─── Input for this task

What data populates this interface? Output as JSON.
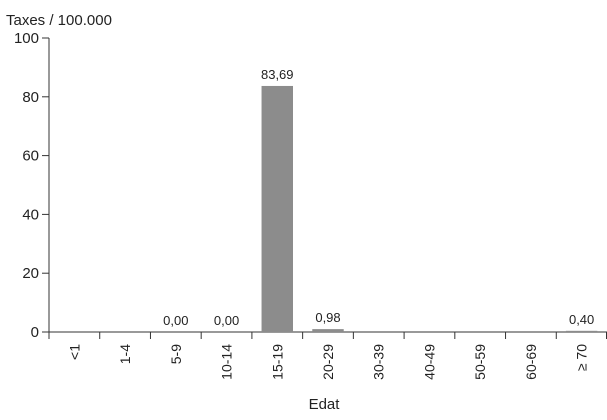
{
  "chart_data": {
    "type": "bar",
    "ylabel": "Taxes / 100.000",
    "xlabel": "Edat",
    "ylim": [
      0,
      100
    ],
    "yticks": [
      0,
      20,
      40,
      60,
      80,
      100
    ],
    "categories": [
      "<1",
      "1-4",
      "5-9",
      "10-14",
      "15-19",
      "20-29",
      "30-39",
      "40-49",
      "50-59",
      "60-69",
      "≥ 70"
    ],
    "values": [
      null,
      null,
      0.0,
      0.0,
      83.69,
      0.98,
      null,
      null,
      null,
      null,
      0.4
    ],
    "data_labels": [
      "",
      "",
      "0,00",
      "0,00",
      "83,69",
      "0,98",
      "",
      "",
      "",
      "",
      "0,40"
    ],
    "bar_color": "#8c8c8c",
    "axis_color": "#333333",
    "grid": false
  }
}
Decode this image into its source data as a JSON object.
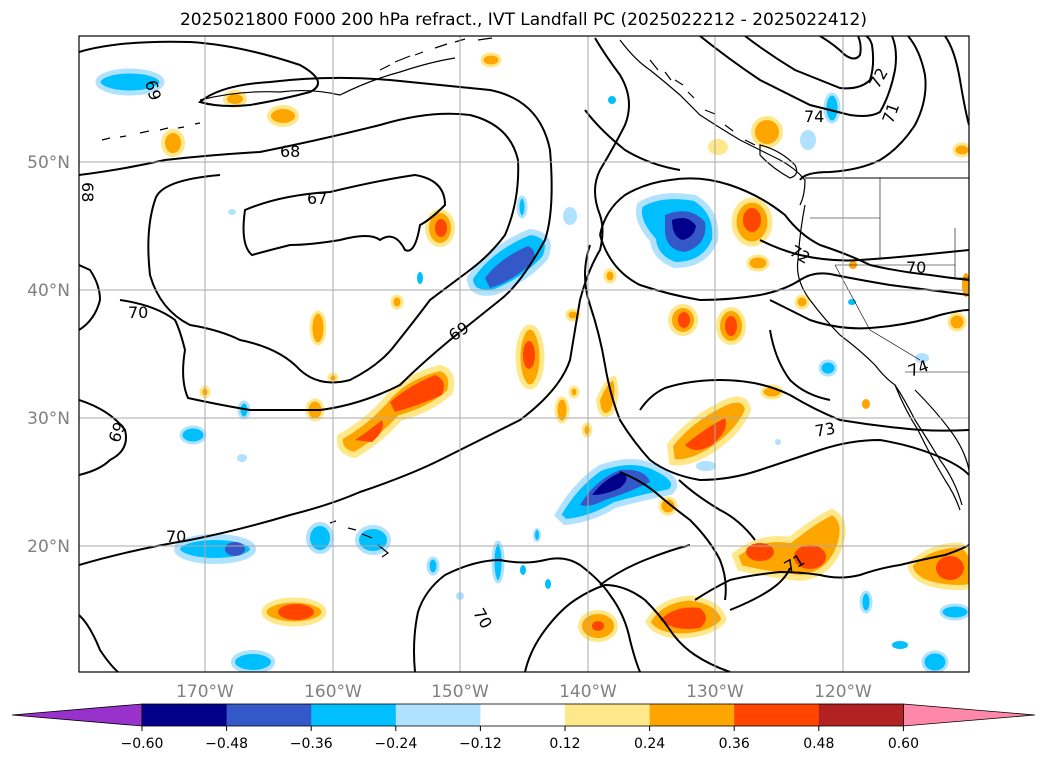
{
  "title": "2025021800 F000 200 hPa refract., IVT Landfall PC (2025022212 - 2025022412)",
  "map": {
    "lon_labels": [
      "170°W",
      "160°W",
      "150°W",
      "140°W",
      "130°W",
      "120°W"
    ],
    "lat_labels": [
      "50°N",
      "40°N",
      "30°N",
      "20°N"
    ],
    "contour_labels": [
      "69",
      "68",
      "67",
      "68",
      "70",
      "69",
      "69",
      "70",
      "70",
      "72",
      "71",
      "74",
      "72",
      "70",
      "73",
      "71",
      "74"
    ]
  },
  "colorbar": {
    "ticks": [
      "−0.60",
      "−0.48",
      "−0.36",
      "−0.24",
      "−0.12",
      "0.12",
      "0.24",
      "0.36",
      "0.48",
      "0.60"
    ],
    "colors": [
      "#9932cc",
      "#00008b",
      "#3558c8",
      "#00bfff",
      "#b0e2ff",
      "#ffffff",
      "#ffe88a",
      "#ffa500",
      "#ff4500",
      "#b22222",
      "#ff88aa"
    ]
  }
}
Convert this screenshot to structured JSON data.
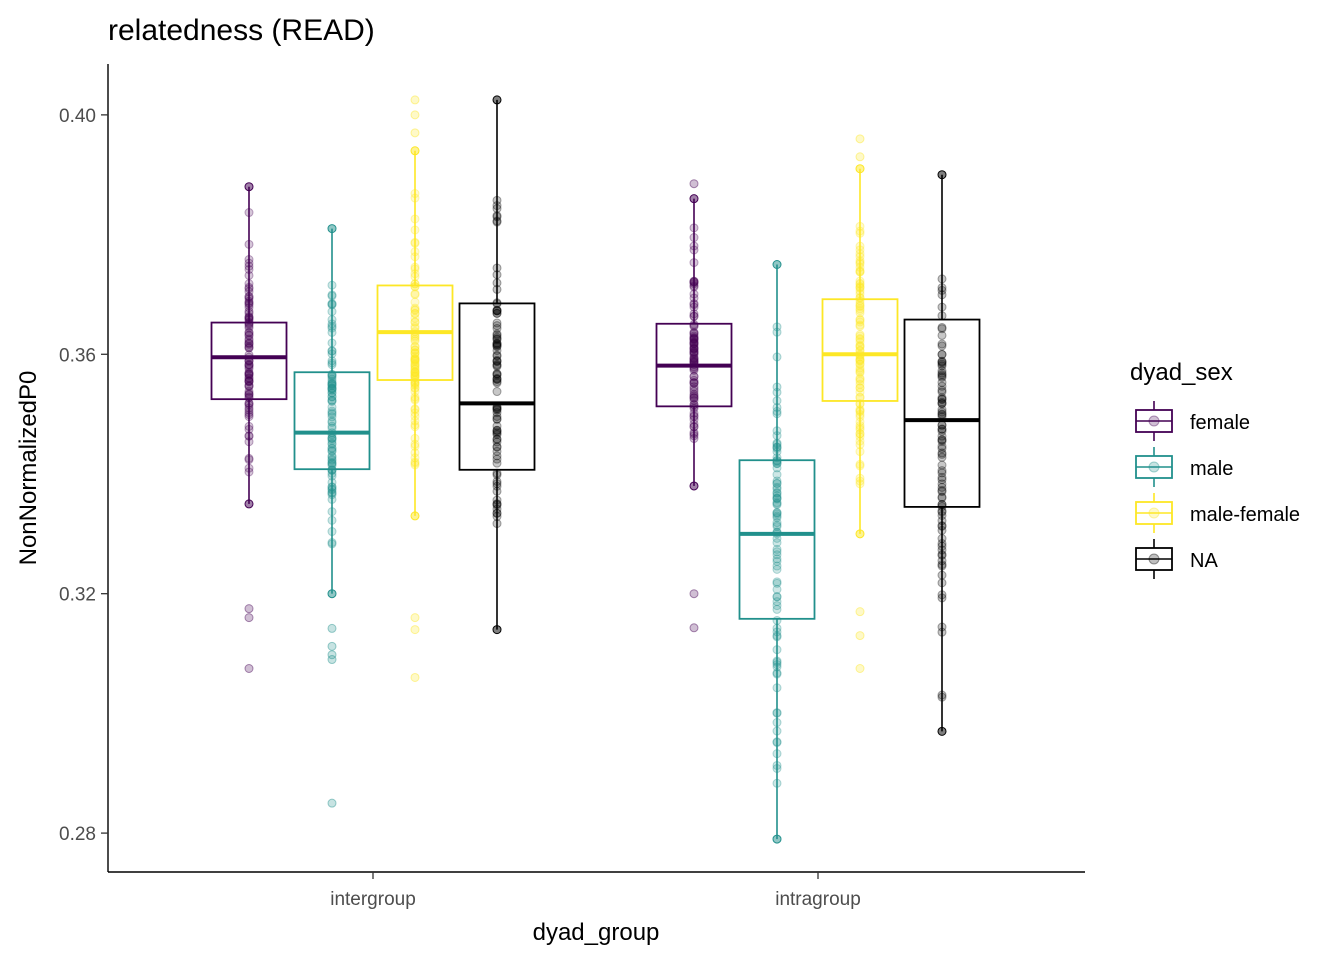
{
  "chart_data": {
    "type": "box",
    "title": "relatedness (READ)",
    "xlabel": "dyad_group",
    "ylabel": "NonNormalizedP0",
    "ylim": [
      0.2735,
      0.4085
    ],
    "yticks": [
      0.28,
      0.32,
      0.36,
      0.4
    ],
    "ytick_labels": [
      "0.28",
      "0.32",
      "0.36",
      "0.40"
    ],
    "categories": [
      "intergroup",
      "intragroup"
    ],
    "grid": false,
    "legend": {
      "title": "dyad_sex",
      "position": "right"
    },
    "series": [
      {
        "name": "female",
        "color": "#440154",
        "boxes": [
          {
            "q1": 0.3525,
            "median": 0.3595,
            "q3": 0.3653,
            "whisker_low": 0.335,
            "whisker_high": 0.388,
            "outliers": [
              0.3175,
              0.316,
              0.3075
            ]
          },
          {
            "q1": 0.3513,
            "median": 0.3581,
            "q3": 0.3651,
            "whisker_low": 0.338,
            "whisker_high": 0.386,
            "outliers": [
              0.3885,
              0.32,
              0.3143
            ]
          }
        ]
      },
      {
        "name": "male",
        "color": "#21908C",
        "boxes": [
          {
            "q1": 0.3408,
            "median": 0.3469,
            "q3": 0.357,
            "whisker_low": 0.32,
            "whisker_high": 0.381,
            "outliers": [
              0.3142,
              0.3112,
              0.3098,
              0.309,
              0.285
            ]
          },
          {
            "q1": 0.3158,
            "median": 0.33,
            "q3": 0.3423,
            "whisker_low": 0.279,
            "whisker_high": 0.375,
            "outliers": []
          }
        ]
      },
      {
        "name": "male-female",
        "color": "#FDE725",
        "boxes": [
          {
            "q1": 0.3557,
            "median": 0.3637,
            "q3": 0.3715,
            "whisker_low": 0.333,
            "whisker_high": 0.394,
            "outliers": [
              0.4025,
              0.4,
              0.397,
              0.316,
              0.314,
              0.306
            ]
          },
          {
            "q1": 0.3522,
            "median": 0.36,
            "q3": 0.3692,
            "whisker_low": 0.33,
            "whisker_high": 0.391,
            "outliers": [
              0.396,
              0.393,
              0.317,
              0.313,
              0.3075
            ]
          }
        ]
      },
      {
        "name": "NA",
        "color": "#000000",
        "boxes": [
          {
            "q1": 0.3407,
            "median": 0.3518,
            "q3": 0.3685,
            "whisker_low": 0.314,
            "whisker_high": 0.4025,
            "outliers": []
          },
          {
            "q1": 0.3345,
            "median": 0.349,
            "q3": 0.3658,
            "whisker_low": 0.297,
            "whisker_high": 0.39,
            "outliers": []
          }
        ]
      }
    ]
  }
}
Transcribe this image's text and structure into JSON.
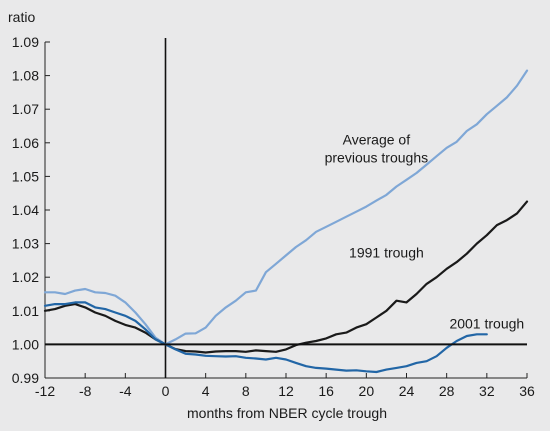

──────

Problem statement:
From the entries above, output every line exactly and omit any image.

Final result:
What data populates this interface? Output as JSON.
{
  "chart_data": {
    "type": "bar",
    "ylabel": "Taxes / 100.000",
    "xlabel": "Edat",
    "ylim": [
      0,
      100
    ],
    "yticks": [
      0,
      20,
      40,
      60,
      80,
      100
    ],
    "categories": [
      "<1",
      "1-4",
      "5-9",
      "10-14",
      "15-19",
      "20-29",
      "30-39",
      "40-49",
      "50-59",
      "60-69",
      "≥ 70"
    ],
    "values": [
      null,
      null,
      0.0,
      0.0,
      83.69,
      0.98,
      null,
      null,
      null,
      null,
      0.4
    ],
    "data_labels": [
      "",
      "",
      "0,00",
      "0,00",
      "83,69",
      "0,98",
      "",
      "",
      "",
      "",
      "0,40"
    ],
    "bar_color": "#8c8c8c",
    "axis_color": "#333333",
    "grid": false
  }
}
Decode this image into its source data as a JSON object.
{
  "title": "2025021800 F000 200 hPa refract., IVT Landfall PC (2025022212 - 2025022412)",
  "map": {
    "lon_labels": [
      "170°W",
      "160°W",
      "150°W",
      "140°W",
      "130°W",
      "120°W"
    ],
    "lat_labels": [
      "50°N",
      "40°N",
      "30°N",
      "20°N"
    ],
    "contour_labels": [
      "69",
      "68",
      "67",
      "68",
      "70",
      "69",
      "69",
      "70",
      "70",
      "72",
      "71",
      "74",
      "72",
      "70",
      "73",
      "71",
      "74"
    ]
  },
  "colorbar": {
    "ticks": [
      "−0.60",
      "−0.48",
      "−0.36",
      "−0.24",
      "−0.12",
      "0.12",
      "0.24",
      "0.36",
      "0.48",
      "0.60"
    ],
    "colors": [
      "#9932cc",
      "#00008b",
      "#3558c8",
      "#00bfff",
      "#b0e2ff",
      "#ffffff",
      "#ffe88a",
      "#ffa500",
      "#ff4500",
      "#b22222",
      "#ff88aa"
    ]
  }
}
Convert this screenshot to structured JSON data.
{
  "chart_data": {
    "type": "box",
    "title": "relatedness (READ)",
    "xlabel": "dyad_group",
    "ylabel": "NonNormalizedP0",
    "ylim": [
      0.2735,
      0.4085
    ],
    "yticks": [
      0.28,
      0.32,
      0.36,
      0.4
    ],
    "ytick_labels": [
      "0.28",
      "0.32",
      "0.36",
      "0.40"
    ],
    "categories": [
      "intergroup",
      "intragroup"
    ],
    "grid": false,
    "legend": {
      "title": "dyad_sex",
      "position": "right"
    },
    "series": [
      {
        "name": "female",
        "color": "#440154",
        "boxes": [
          {
            "q1": 0.3525,
            "median": 0.3595,
            "q3": 0.3653,
            "whisker_low": 0.335,
            "whisker_high": 0.388,
            "outliers": [
              0.3175,
              0.316,
              0.3075
            ]
          },
          {
            "q1": 0.3513,
            "median": 0.3581,
            "q3": 0.3651,
            "whisker_low": 0.338,
            "whisker_high": 0.386,
            "outliers": [
              0.3885,
              0.32,
              0.3143
            ]
          }
        ]
      },
      {
        "name": "male",
        "color": "#21908C",
        "boxes": [
          {
            "q1": 0.3408,
            "median": 0.3469,
            "q3": 0.357,
            "whisker_low": 0.32,
            "whisker_high": 0.381,
            "outliers": [
              0.3142,
              0.3112,
              0.3098,
              0.309,
              0.285
            ]
          },
          {
            "q1": 0.3158,
            "median": 0.33,
            "q3": 0.3423,
            "whisker_low": 0.279,
            "whisker_high": 0.375,
            "outliers": []
          }
        ]
      },
      {
        "name": "male-female",
        "color": "#FDE725",
        "boxes": [
          {
            "q1": 0.3557,
            "median": 0.3637,
            "q3": 0.3715,
            "whisker_low": 0.333,
            "whisker_high": 0.394,
            "outliers": [
              0.4025,
              0.4,
              0.397,
              0.316,
              0.314,
              0.306
            ]
          },
          {
            "q1": 0.3522,
            "median": 0.36,
            "q3": 0.3692,
            "whisker_low": 0.33,
            "whisker_high": 0.391,
            "outliers": [
              0.396,
              0.393,
              0.317,
              0.313,
              0.3075
            ]
          }
        ]
      },
      {
        "name": "NA",
        "color": "#000000",
        "boxes": [
          {
            "q1": 0.3407,
            "median": 0.3518,
            "q3": 0.3685,
            "whisker_low": 0.314,
            "whisker_high": 0.4025,
            "outliers": []
          },
          {
            "q1": 0.3345,
            "median": 0.349,
            "q3": 0.3658,
            "whisker_low": 0.297,
            "whisker_high": 0.39,
            "outliers": []
          }
        ]
      }
    ]
  }
}
Transcribe this image's text and structure into JSON.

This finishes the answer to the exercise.